— Start —

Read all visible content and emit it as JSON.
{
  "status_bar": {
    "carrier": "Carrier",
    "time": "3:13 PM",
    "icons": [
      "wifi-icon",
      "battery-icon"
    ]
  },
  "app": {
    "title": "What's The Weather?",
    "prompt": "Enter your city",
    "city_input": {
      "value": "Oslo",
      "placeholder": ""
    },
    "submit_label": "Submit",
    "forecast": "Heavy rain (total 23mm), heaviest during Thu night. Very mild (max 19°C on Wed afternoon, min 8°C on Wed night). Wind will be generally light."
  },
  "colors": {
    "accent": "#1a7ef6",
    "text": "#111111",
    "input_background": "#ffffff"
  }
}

— End —

_Your instructions:_ Nothing should be left out: repeat all of the data exactly.

_Result of the task:_
Read all visible content and emit it as JSON.
{
  "status_bar": {
    "carrier": "Carrier",
    "time": "3:13 PM",
    "icons": [
      "wifi-icon",
      "battery-icon"
    ]
  },
  "app": {
    "title": "What's The Weather?",
    "prompt": "Enter your city",
    "city_input": {
      "value": "Oslo",
      "placeholder": ""
    },
    "submit_label": "Submit",
    "forecast": "Heavy rain (total 23mm), heaviest during Thu night. Very mild (max 19°C on Wed afternoon, min 8°C on Wed night). Wind will be generally light."
  },
  "colors": {
    "accent": "#1a7ef6",
    "text": "#111111",
    "input_background": "#ffffff"
  }
}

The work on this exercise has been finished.